**What to work on**. Each line that holds the word "name" counts once. Give the total number of such lines and nothing else.

[Recorded data]
==========
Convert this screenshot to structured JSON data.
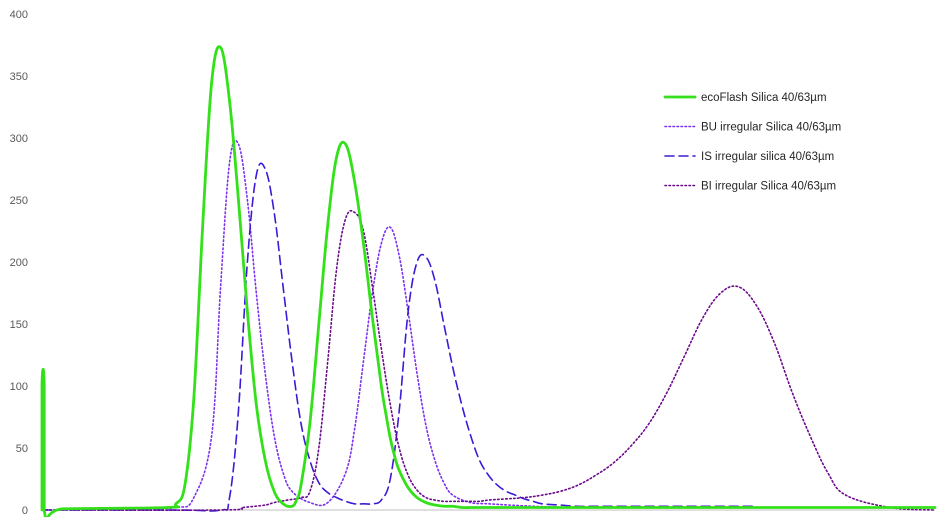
{
  "chart_data": {
    "type": "line",
    "title": "",
    "xlabel": "",
    "ylabel": "",
    "ylim": [
      0,
      400
    ],
    "yticks": [
      0,
      50,
      100,
      150,
      200,
      250,
      300,
      350,
      400
    ],
    "grid": false,
    "legend_position": "right",
    "series": [
      {
        "name": "ecoFlash Silica 40/63µm",
        "style": "solid",
        "color": "#33e01a",
        "x": [
          0,
          0,
          0.5,
          0.5,
          5,
          28,
          30,
          32,
          34,
          36,
          38,
          40,
          42,
          44,
          46,
          48,
          50,
          52,
          54,
          56,
          57,
          58,
          60,
          62,
          64,
          66,
          68,
          70,
          72,
          74,
          76,
          77,
          78,
          79,
          80,
          82,
          84,
          86,
          88,
          90,
          92,
          94,
          96,
          98,
          100,
          104,
          108,
          112,
          120,
          200
        ],
        "y": [
          0,
          100,
          100,
          0,
          1,
          2,
          5,
          20,
          90,
          230,
          345,
          373,
          330,
          250,
          160,
          85,
          40,
          15,
          5,
          3,
          8,
          20,
          70,
          150,
          230,
          285,
          295,
          265,
          215,
          155,
          100,
          78,
          58,
          43,
          32,
          18,
          10,
          6,
          4,
          3,
          3,
          2,
          2,
          2,
          2,
          2,
          2,
          2,
          2,
          2
        ]
      },
      {
        "name": "BU irregular Silica 40/63µm",
        "style": "dotted",
        "color": "#7b2ff0",
        "x": [
          0,
          20,
          30,
          34,
          38,
          40,
          42,
          44,
          46,
          48,
          50,
          52,
          54,
          56,
          60,
          64,
          68,
          70,
          72,
          74,
          76,
          78,
          80,
          82,
          84,
          86,
          88,
          90,
          92,
          96,
          100,
          110,
          120,
          130,
          140,
          150,
          160
        ],
        "y": [
          0,
          1,
          2,
          10,
          60,
          180,
          280,
          295,
          250,
          175,
          110,
          60,
          30,
          15,
          6,
          6,
          30,
          65,
          120,
          175,
          215,
          228,
          205,
          160,
          110,
          68,
          40,
          22,
          12,
          6,
          5,
          3,
          2,
          2,
          2,
          2,
          2
        ]
      },
      {
        "name": "IS irregular silica 40/63µm",
        "style": "dashed",
        "color": "#3d1ad6",
        "x": [
          0,
          30,
          40,
          42,
          44,
          46,
          48,
          50,
          52,
          54,
          56,
          58,
          60,
          62,
          64,
          66,
          68,
          70,
          72,
          74,
          76,
          78,
          80,
          82,
          84,
          86,
          88,
          90,
          92,
          94,
          96,
          98,
          100,
          102,
          104,
          106,
          108,
          110,
          112,
          116,
          120,
          126,
          140,
          160
        ],
        "y": [
          0,
          0,
          0,
          10,
          80,
          200,
          270,
          275,
          240,
          180,
          120,
          70,
          40,
          22,
          14,
          10,
          7,
          5,
          5,
          5,
          8,
          25,
          80,
          160,
          200,
          204,
          185,
          150,
          115,
          85,
          60,
          40,
          28,
          20,
          15,
          12,
          9,
          7,
          5,
          4,
          3,
          3,
          3,
          3
        ]
      },
      {
        "name": "BI irregular Silica 40/63µm",
        "style": "dotted",
        "color": "#6b0a8c",
        "x": [
          0,
          40,
          45,
          50,
          52,
          55,
          58,
          60,
          62,
          64,
          66,
          68,
          70,
          72,
          74,
          76,
          78,
          80,
          82,
          84,
          86,
          88,
          90,
          92,
          94,
          96,
          98,
          100,
          104,
          108,
          112,
          116,
          120,
          124,
          128,
          132,
          136,
          140,
          144,
          148,
          152,
          156,
          160,
          164,
          168,
          172,
          176,
          180,
          190,
          200
        ],
        "y": [
          0,
          0,
          2,
          4,
          6,
          8,
          10,
          15,
          50,
          120,
          195,
          235,
          240,
          225,
          180,
          130,
          85,
          50,
          28,
          16,
          10,
          8,
          7,
          7,
          7,
          7,
          7,
          8,
          9,
          10,
          12,
          15,
          20,
          28,
          38,
          52,
          70,
          95,
          125,
          155,
          175,
          180,
          165,
          135,
          95,
          60,
          30,
          12,
          2,
          0
        ]
      }
    ]
  }
}
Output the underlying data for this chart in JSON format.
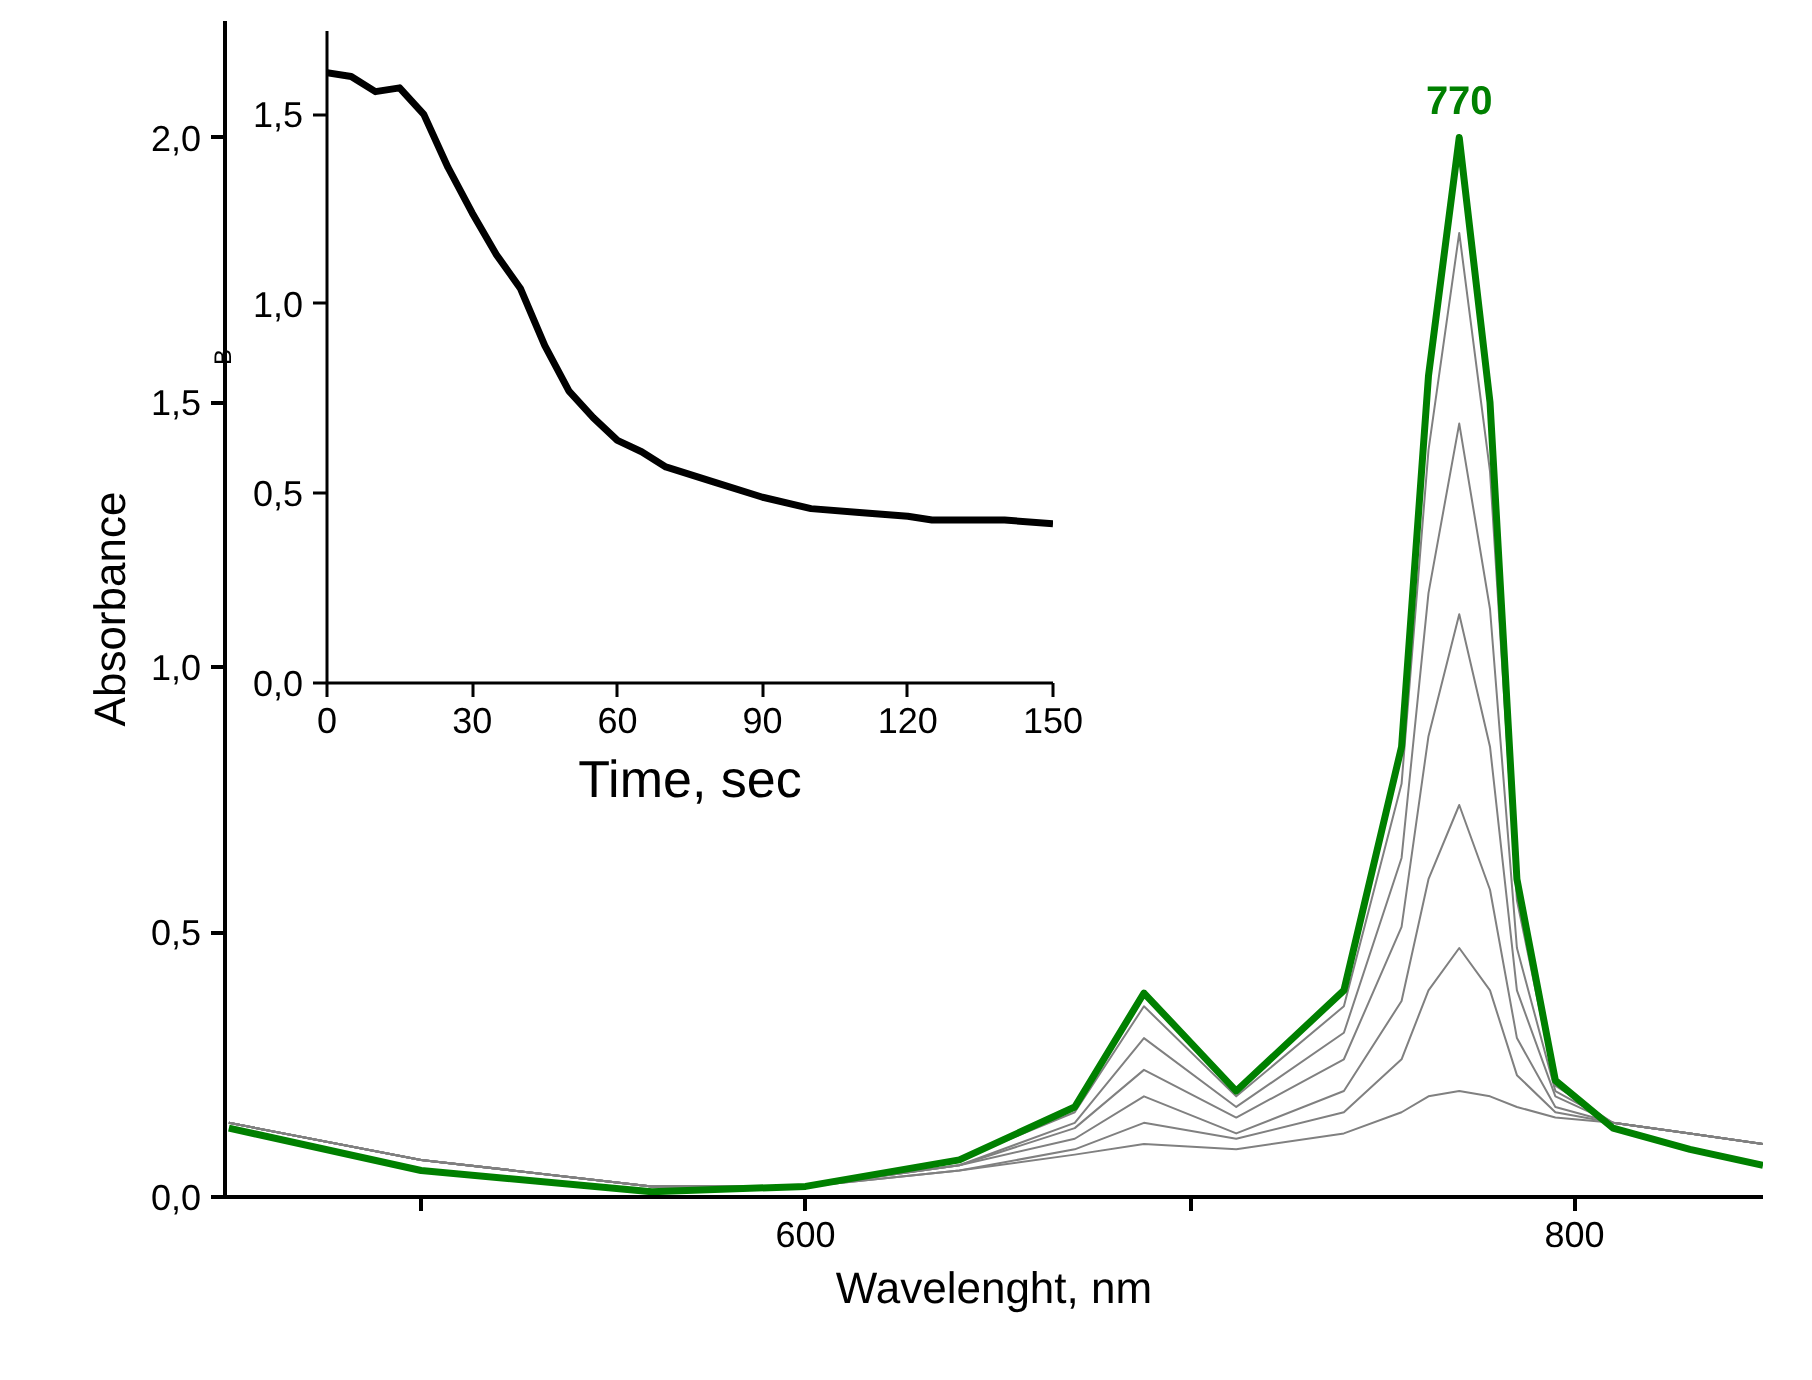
{
  "chart_data": [
    {
      "type": "line",
      "xlabel": "Wavelenght, nm",
      "ylabel": "Absorbance",
      "xlim": [
        449,
        849
      ],
      "ylim": [
        0,
        2.22
      ],
      "xticks": [
        {
          "value": 500,
          "label": null
        },
        600,
        {
          "value": 700,
          "label": null
        },
        800
      ],
      "yticks": [
        {
          "value": 0,
          "label": "0,0"
        },
        {
          "value": 0.5,
          "label": "0,5"
        },
        {
          "value": 1.0,
          "label": "1,0"
        },
        {
          "value": 1.5,
          "label": "1,5"
        },
        {
          "value": 2.0,
          "label": "2,0"
        }
      ],
      "grid": false,
      "marker": "none",
      "line_style": "solid",
      "x": [
        450,
        500,
        560,
        600,
        640,
        670,
        688,
        712,
        740,
        755,
        762,
        770,
        778,
        785,
        795,
        810,
        830,
        849
      ],
      "annotations": [
        {
          "text": "770",
          "x": 770,
          "y": 2.0
        }
      ],
      "series": [
        {
          "color": "#008000",
          "values": [
            0.13,
            0.05,
            0.01,
            0.02,
            0.07,
            0.17,
            0.385,
            0.2,
            0.39,
            0.85,
            1.55,
            2.0,
            1.5,
            0.6,
            0.22,
            0.13,
            0.09,
            0.06
          ]
        },
        {
          "color": "#808080",
          "values": [
            0.14,
            0.07,
            0.02,
            0.02,
            0.07,
            0.16,
            0.36,
            0.19,
            0.36,
            0.78,
            1.41,
            1.82,
            1.37,
            0.56,
            0.21,
            0.14,
            0.12,
            0.1
          ]
        },
        {
          "color": "#808080",
          "values": [
            0.14,
            0.07,
            0.02,
            0.02,
            0.06,
            0.14,
            0.3,
            0.17,
            0.31,
            0.64,
            1.14,
            1.46,
            1.11,
            0.47,
            0.2,
            0.14,
            0.12,
            0.1
          ]
        },
        {
          "color": "#808080",
          "values": [
            0.14,
            0.07,
            0.02,
            0.02,
            0.06,
            0.13,
            0.24,
            0.15,
            0.26,
            0.51,
            0.87,
            1.1,
            0.85,
            0.39,
            0.19,
            0.14,
            0.12,
            0.1
          ]
        },
        {
          "color": "#808080",
          "values": [
            0.14,
            0.07,
            0.02,
            0.02,
            0.06,
            0.11,
            0.19,
            0.12,
            0.2,
            0.37,
            0.6,
            0.74,
            0.58,
            0.3,
            0.17,
            0.14,
            0.12,
            0.1
          ]
        },
        {
          "color": "#808080",
          "values": [
            0.14,
            0.07,
            0.02,
            0.02,
            0.05,
            0.09,
            0.14,
            0.11,
            0.16,
            0.26,
            0.39,
            0.47,
            0.39,
            0.23,
            0.16,
            0.14,
            0.12,
            0.1
          ]
        },
        {
          "color": "#808080",
          "values": [
            0.14,
            0.07,
            0.02,
            0.02,
            0.05,
            0.08,
            0.1,
            0.09,
            0.12,
            0.16,
            0.19,
            0.2,
            0.19,
            0.17,
            0.15,
            0.14,
            0.12,
            0.1
          ]
        }
      ]
    },
    {
      "type": "line",
      "xlabel": "Time, sec",
      "ylabel": "B",
      "xlim": [
        0,
        150
      ],
      "ylim": [
        0,
        1.72
      ],
      "xticks": [
        0,
        30,
        60,
        90,
        120,
        150
      ],
      "yticks": [
        {
          "value": 0,
          "label": "0,0"
        },
        {
          "value": 0.5,
          "label": "0,5"
        },
        {
          "value": 1.0,
          "label": "1,0"
        },
        {
          "value": 1.5,
          "label": "1,5"
        }
      ],
      "grid": false,
      "marker": "none",
      "line_style": "solid",
      "x": [
        0,
        5,
        10,
        15,
        20,
        25,
        30,
        35,
        40,
        45,
        50,
        55,
        60,
        65,
        70,
        80,
        90,
        100,
        110,
        120,
        125,
        130,
        140,
        150
      ],
      "series": [
        {
          "color": "#000000",
          "values": [
            1.61,
            1.6,
            1.56,
            1.57,
            1.5,
            1.36,
            1.24,
            1.13,
            1.04,
            0.89,
            0.77,
            0.7,
            0.64,
            0.61,
            0.57,
            0.53,
            0.49,
            0.46,
            0.45,
            0.44,
            0.43,
            0.43,
            0.43,
            0.42
          ]
        }
      ]
    }
  ]
}
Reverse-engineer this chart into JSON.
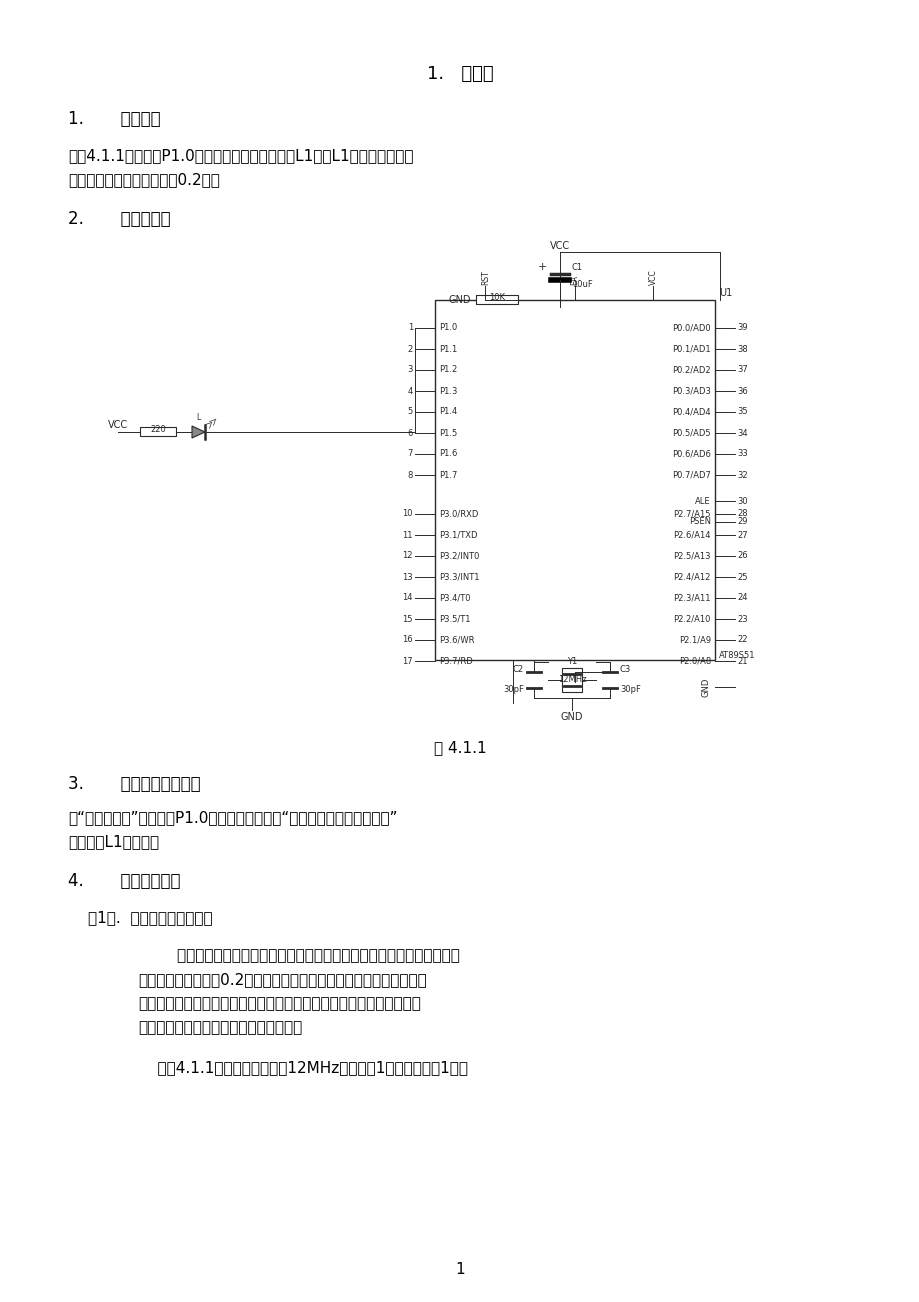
{
  "title": "1.   闪烁灯",
  "section1": "1.       实验任务",
  "section2": "2.       电路原理图",
  "fig_caption": "图 4.1.1",
  "section3": "3.       系统板上硬件连线",
  "section4": "4.       程序设计内容",
  "subsection1": "（1）.  延时程序的设计方法",
  "page_num": "1",
  "bg_color": "#ffffff",
  "text_color": "#000000",
  "para1_lines": [
    "如图4.1.1所示：在P1.0端口上接一个发光二极管L1，使L1在不停地一亮一",
    "灿，一亮一灿的时间间隔为0.2秒。"
  ],
  "para3_lines": [
    "把“单片机系统”区域中的P1.0端口用导线连接到“八路发光二极管指示模块”",
    "区域中的L1端口上。"
  ],
  "para4_lines": [
    "        作为单片机的指令的执行的时间是很短，数量大微秒级，因此，我们要",
    "求的闪烁时间间隔为0.2秒，相对于微秒来说，相差太大，所以我们在",
    "执行某一指令时，插入延时程序，来达到我们的要求，但这样的延时程",
    "序是如何设计呢？下面具体介绍其原理："
  ],
  "para5": "    如图4.1.1所示的石英晶体为12MHz，因此，1个机器周期为1微秒"
}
==========
**Task result**. 4